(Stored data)
————

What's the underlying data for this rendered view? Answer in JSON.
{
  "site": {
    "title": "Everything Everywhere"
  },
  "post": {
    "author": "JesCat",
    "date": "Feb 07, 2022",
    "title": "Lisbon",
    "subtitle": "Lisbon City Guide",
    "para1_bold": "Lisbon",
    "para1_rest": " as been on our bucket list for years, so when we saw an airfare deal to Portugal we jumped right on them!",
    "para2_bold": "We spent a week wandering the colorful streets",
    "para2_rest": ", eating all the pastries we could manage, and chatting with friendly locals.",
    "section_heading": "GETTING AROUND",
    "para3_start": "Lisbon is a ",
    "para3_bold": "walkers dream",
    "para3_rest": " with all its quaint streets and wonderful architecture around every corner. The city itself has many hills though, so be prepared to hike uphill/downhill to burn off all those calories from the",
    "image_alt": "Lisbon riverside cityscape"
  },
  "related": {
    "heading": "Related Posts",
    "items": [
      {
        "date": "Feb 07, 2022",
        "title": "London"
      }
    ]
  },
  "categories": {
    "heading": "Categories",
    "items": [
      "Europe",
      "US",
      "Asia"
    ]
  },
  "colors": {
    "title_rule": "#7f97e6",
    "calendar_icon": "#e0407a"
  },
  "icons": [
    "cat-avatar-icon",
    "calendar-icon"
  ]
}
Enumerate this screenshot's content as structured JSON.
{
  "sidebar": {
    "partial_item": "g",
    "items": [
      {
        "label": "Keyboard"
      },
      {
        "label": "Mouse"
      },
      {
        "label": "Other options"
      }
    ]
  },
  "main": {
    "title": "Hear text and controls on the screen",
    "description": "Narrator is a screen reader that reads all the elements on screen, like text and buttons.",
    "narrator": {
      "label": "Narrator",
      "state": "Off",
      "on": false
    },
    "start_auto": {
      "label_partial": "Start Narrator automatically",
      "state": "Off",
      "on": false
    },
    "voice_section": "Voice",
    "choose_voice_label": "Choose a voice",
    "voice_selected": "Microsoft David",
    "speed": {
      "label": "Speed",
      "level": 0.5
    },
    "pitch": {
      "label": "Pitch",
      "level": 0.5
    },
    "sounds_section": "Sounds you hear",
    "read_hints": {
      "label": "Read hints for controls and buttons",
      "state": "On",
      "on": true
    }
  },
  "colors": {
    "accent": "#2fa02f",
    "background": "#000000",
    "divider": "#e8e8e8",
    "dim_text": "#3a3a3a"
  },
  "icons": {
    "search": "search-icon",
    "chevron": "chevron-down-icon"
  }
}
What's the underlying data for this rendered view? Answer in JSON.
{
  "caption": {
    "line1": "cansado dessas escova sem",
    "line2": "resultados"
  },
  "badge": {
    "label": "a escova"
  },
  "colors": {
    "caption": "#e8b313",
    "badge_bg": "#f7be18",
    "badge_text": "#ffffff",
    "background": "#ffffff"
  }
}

————

**What you should do**:
Repeat the records above exactly as they appear.

**Exercise answer**:
What's the underlying data for this rendered view? Answer in JSON.
{
  "site": {
    "title": "Everything Everywhere"
  },
  "post": {
    "author": "JesCat",
    "date": "Feb 07, 2022",
    "title": "Lisbon",
    "subtitle": "Lisbon City Guide",
    "para1_bold": "Lisbon",
    "para1_rest": " as been on our bucket list for years, so when we saw an airfare deal to Portugal we jumped right on them!",
    "para2_bold": "We spent a week wandering the colorful streets",
    "para2_rest": ", eating all the pastries we could manage, and chatting with friendly locals.",
    "section_heading": "GETTING AROUND",
    "para3_start": "Lisbon is a ",
    "para3_bold": "walkers dream",
    "para3_rest": " with all its quaint streets and wonderful architecture around every corner. The city itself has many hills though, so be prepared to hike uphill/downhill to burn off all those calories from the",
    "image_alt": "Lisbon riverside cityscape"
  },
  "related": {
    "heading": "Related Posts",
    "items": [
      {
        "date": "Feb 07, 2022",
        "title": "London"
      }
    ]
  },
  "categories": {
    "heading": "Categories",
    "items": [
      "Europe",
      "US",
      "Asia"
    ]
  },
  "colors": {
    "title_rule": "#7f97e6",
    "calendar_icon": "#e0407a"
  },
  "icons": [
    "cat-avatar-icon",
    "calendar-icon"
  ]
}
Enumerate this screenshot's content as structured JSON.
{
  "sidebar": {
    "partial_item": "g",
    "items": [
      {
        "label": "Keyboard"
      },
      {
        "label": "Mouse"
      },
      {
        "label": "Other options"
      }
    ]
  },
  "main": {
    "title": "Hear text and controls on the screen",
    "description": "Narrator is a screen reader that reads all the elements on screen, like text and buttons.",
    "narrator": {
      "label": "Narrator",
      "state": "Off",
      "on": false
    },
    "start_auto": {
      "label_partial": "Start Narrator automatically",
      "state": "Off",
      "on": false
    },
    "voice_section": "Voice",
    "choose_voice_label": "Choose a voice",
    "voice_selected": "Microsoft David",
    "speed": {
      "label": "Speed",
      "level": 0.5
    },
    "pitch": {
      "label": "Pitch",
      "level": 0.5
    },
    "sounds_section": "Sounds you hear",
    "read_hints": {
      "label": "Read hints for controls and buttons",
      "state": "On",
      "on": true
    }
  },
  "colors": {
    "accent": "#2fa02f",
    "background": "#000000",
    "divider": "#e8e8e8",
    "dim_text": "#3a3a3a"
  },
  "icons": {
    "search": "search-icon",
    "chevron": "chevron-down-icon"
  }
}
What's the underlying data for this rendered view? Answer in JSON.
{
  "caption": {
    "line1": "cansado dessas escova sem",
    "line2": "resultados"
  },
  "badge": {
    "label": "a escova"
  },
  "colors": {
    "caption": "#e8b313",
    "badge_bg": "#f7be18",
    "badge_text": "#ffffff",
    "background": "#ffffff"
  }
}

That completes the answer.